= Written instruction =
Copy every entry word for word, but skip the pictures.

'''

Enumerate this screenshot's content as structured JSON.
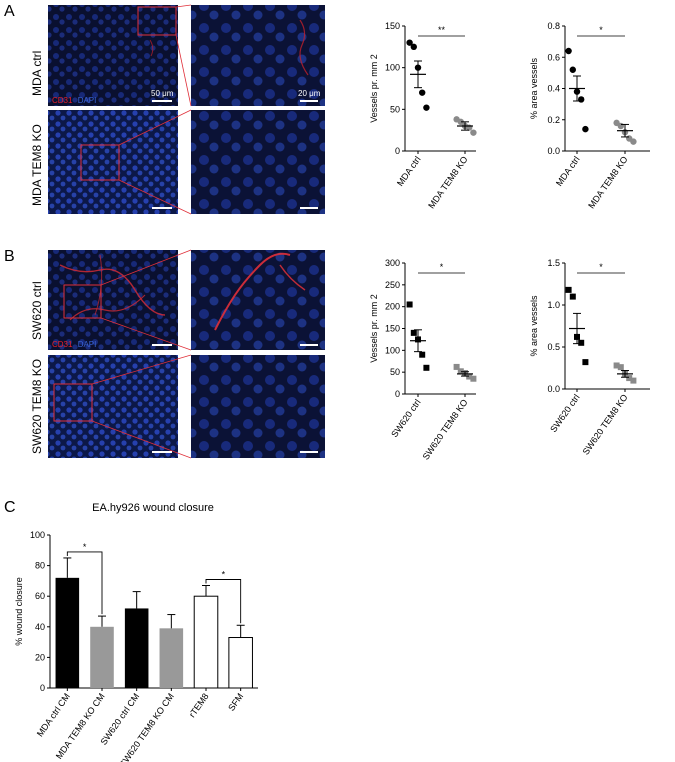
{
  "figure": {
    "panel_letters": [
      "A",
      "B",
      "C"
    ],
    "panel_a": {
      "row_labels": [
        "MDA ctrl",
        "MDA TEM8 KO"
      ],
      "stain_red": "CD31",
      "stain_blue": "DAPI",
      "scale_low": "50 μm",
      "scale_high": "20 μm"
    },
    "panel_b": {
      "row_labels": [
        "SW620 ctrl",
        "SW620 TEM8 KO"
      ],
      "stain_red": "CD31",
      "stain_blue": "DAPI"
    },
    "colors": {
      "stain_red": "#e8202a",
      "stain_blue": "#3a64d8",
      "micro_bg": "#0a1030",
      "ctrl_points": "#000000",
      "ko_points": "#8a8a8a",
      "ctrl_bar": "#000000",
      "ko_bar": "#999999",
      "open_bar": "#ffffff",
      "zoom_box": "#e0303a"
    }
  },
  "chart_data": [
    {
      "id": "A-vessels",
      "type": "scatter",
      "categories": [
        "MDA ctrl",
        "MDA TEM8 KO"
      ],
      "marker": "circle",
      "ylabel": "Vessels pr. mm 2",
      "ylim": [
        0,
        150
      ],
      "yticks": [
        0,
        50,
        100,
        150
      ],
      "points": [
        [
          130,
          125,
          100,
          70,
          52
        ],
        [
          38,
          35,
          30,
          28,
          22
        ]
      ],
      "means": [
        92,
        30
      ],
      "sems": [
        16,
        5
      ],
      "significance": "**"
    },
    {
      "id": "A-area",
      "type": "scatter",
      "categories": [
        "MDA ctrl",
        "MDA TEM8 KO"
      ],
      "marker": "circle",
      "ylabel": "% area vessels",
      "ylim": [
        0,
        0.8
      ],
      "yticks": [
        0.0,
        0.2,
        0.4,
        0.6,
        0.8
      ],
      "ytick_labels": [
        "0.0",
        "0.2",
        "0.4",
        "0.6",
        "0.8"
      ],
      "points": [
        [
          0.64,
          0.52,
          0.38,
          0.33,
          0.14
        ],
        [
          0.18,
          0.16,
          0.12,
          0.08,
          0.06
        ]
      ],
      "means": [
        0.4,
        0.13
      ],
      "sems": [
        0.08,
        0.04
      ],
      "significance": "*"
    },
    {
      "id": "B-vessels",
      "type": "scatter",
      "categories": [
        "SW620 ctrl",
        "SW620 TEM8 KO"
      ],
      "marker": "square",
      "ylabel": "Vessels pr. mm 2",
      "ylim": [
        0,
        300
      ],
      "yticks": [
        0,
        50,
        100,
        150,
        200,
        250,
        300
      ],
      "points": [
        [
          205,
          140,
          125,
          90,
          60
        ],
        [
          62,
          52,
          48,
          40,
          35
        ]
      ],
      "means": [
        122,
        46
      ],
      "sems": [
        25,
        5
      ],
      "significance": "*"
    },
    {
      "id": "B-area",
      "type": "scatter",
      "categories": [
        "SW620 ctrl",
        "SW620 TEM8 KO"
      ],
      "marker": "square",
      "ylabel": "% area vessels",
      "ylim": [
        0,
        1.5
      ],
      "yticks": [
        0.0,
        0.5,
        1.0,
        1.5
      ],
      "ytick_labels": [
        "0.0",
        "0.5",
        "1.0",
        "1.5"
      ],
      "points": [
        [
          1.18,
          1.1,
          0.62,
          0.55,
          0.32
        ],
        [
          0.28,
          0.26,
          0.18,
          0.13,
          0.1
        ]
      ],
      "means": [
        0.72,
        0.18
      ],
      "sems": [
        0.18,
        0.04
      ],
      "significance": "*"
    },
    {
      "id": "C-wound",
      "type": "bar",
      "title": "EA.hy926 wound closure",
      "categories": [
        "MDA ctrl CM",
        "MDA TEM8 KO CM",
        "SW620 ctrl CM",
        "SW620 TEM8 KO CM",
        "rTEM8",
        "SFM"
      ],
      "values": [
        72,
        40,
        52,
        39,
        60,
        33
      ],
      "errors": [
        13,
        7,
        11,
        9,
        7,
        8
      ],
      "bar_fill": [
        "ctrl",
        "ko",
        "ctrl",
        "ko",
        "open",
        "open"
      ],
      "ylabel": "% wound closure",
      "ylim": [
        0,
        100
      ],
      "yticks": [
        0,
        20,
        40,
        60,
        80,
        100
      ],
      "brackets": [
        {
          "from": 0,
          "to": 1,
          "label": "*"
        },
        {
          "from": 4,
          "to": 5,
          "label": "*"
        }
      ]
    }
  ]
}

'''

= Final result =
Enumerate this screenshot's content as structured JSON.
{
  "figure": {
    "panel_letters": [
      "A",
      "B",
      "C"
    ],
    "panel_a": {
      "row_labels": [
        "MDA ctrl",
        "MDA TEM8 KO"
      ],
      "stain_red": "CD31",
      "stain_blue": "DAPI",
      "scale_low": "50 μm",
      "scale_high": "20 μm"
    },
    "panel_b": {
      "row_labels": [
        "SW620 ctrl",
        "SW620 TEM8 KO"
      ],
      "stain_red": "CD31",
      "stain_blue": "DAPI"
    },
    "colors": {
      "stain_red": "#e8202a",
      "stain_blue": "#3a64d8",
      "micro_bg": "#0a1030",
      "ctrl_points": "#000000",
      "ko_points": "#8a8a8a",
      "ctrl_bar": "#000000",
      "ko_bar": "#999999",
      "open_bar": "#ffffff",
      "zoom_box": "#e0303a"
    }
  },
  "chart_data": [
    {
      "id": "A-vessels",
      "type": "scatter",
      "categories": [
        "MDA ctrl",
        "MDA TEM8 KO"
      ],
      "marker": "circle",
      "ylabel": "Vessels pr. mm 2",
      "ylim": [
        0,
        150
      ],
      "yticks": [
        0,
        50,
        100,
        150
      ],
      "points": [
        [
          130,
          125,
          100,
          70,
          52
        ],
        [
          38,
          35,
          30,
          28,
          22
        ]
      ],
      "means": [
        92,
        30
      ],
      "sems": [
        16,
        5
      ],
      "significance": "**"
    },
    {
      "id": "A-area",
      "type": "scatter",
      "categories": [
        "MDA ctrl",
        "MDA TEM8 KO"
      ],
      "marker": "circle",
      "ylabel": "% area vessels",
      "ylim": [
        0,
        0.8
      ],
      "yticks": [
        0.0,
        0.2,
        0.4,
        0.6,
        0.8
      ],
      "ytick_labels": [
        "0.0",
        "0.2",
        "0.4",
        "0.6",
        "0.8"
      ],
      "points": [
        [
          0.64,
          0.52,
          0.38,
          0.33,
          0.14
        ],
        [
          0.18,
          0.16,
          0.12,
          0.08,
          0.06
        ]
      ],
      "means": [
        0.4,
        0.13
      ],
      "sems": [
        0.08,
        0.04
      ],
      "significance": "*"
    },
    {
      "id": "B-vessels",
      "type": "scatter",
      "categories": [
        "SW620 ctrl",
        "SW620 TEM8 KO"
      ],
      "marker": "square",
      "ylabel": "Vessels pr. mm 2",
      "ylim": [
        0,
        300
      ],
      "yticks": [
        0,
        50,
        100,
        150,
        200,
        250,
        300
      ],
      "points": [
        [
          205,
          140,
          125,
          90,
          60
        ],
        [
          62,
          52,
          48,
          40,
          35
        ]
      ],
      "means": [
        122,
        46
      ],
      "sems": [
        25,
        5
      ],
      "significance": "*"
    },
    {
      "id": "B-area",
      "type": "scatter",
      "categories": [
        "SW620 ctrl",
        "SW620 TEM8 KO"
      ],
      "marker": "square",
      "ylabel": "% area vessels",
      "ylim": [
        0,
        1.5
      ],
      "yticks": [
        0.0,
        0.5,
        1.0,
        1.5
      ],
      "ytick_labels": [
        "0.0",
        "0.5",
        "1.0",
        "1.5"
      ],
      "points": [
        [
          1.18,
          1.1,
          0.62,
          0.55,
          0.32
        ],
        [
          0.28,
          0.26,
          0.18,
          0.13,
          0.1
        ]
      ],
      "means": [
        0.72,
        0.18
      ],
      "sems": [
        0.18,
        0.04
      ],
      "significance": "*"
    },
    {
      "id": "C-wound",
      "type": "bar",
      "title": "EA.hy926 wound closure",
      "categories": [
        "MDA ctrl CM",
        "MDA TEM8 KO CM",
        "SW620 ctrl CM",
        "SW620 TEM8 KO CM",
        "rTEM8",
        "SFM"
      ],
      "values": [
        72,
        40,
        52,
        39,
        60,
        33
      ],
      "errors": [
        13,
        7,
        11,
        9,
        7,
        8
      ],
      "bar_fill": [
        "ctrl",
        "ko",
        "ctrl",
        "ko",
        "open",
        "open"
      ],
      "ylabel": "% wound closure",
      "ylim": [
        0,
        100
      ],
      "yticks": [
        0,
        20,
        40,
        60,
        80,
        100
      ],
      "brackets": [
        {
          "from": 0,
          "to": 1,
          "label": "*"
        },
        {
          "from": 4,
          "to": 5,
          "label": "*"
        }
      ]
    }
  ]
}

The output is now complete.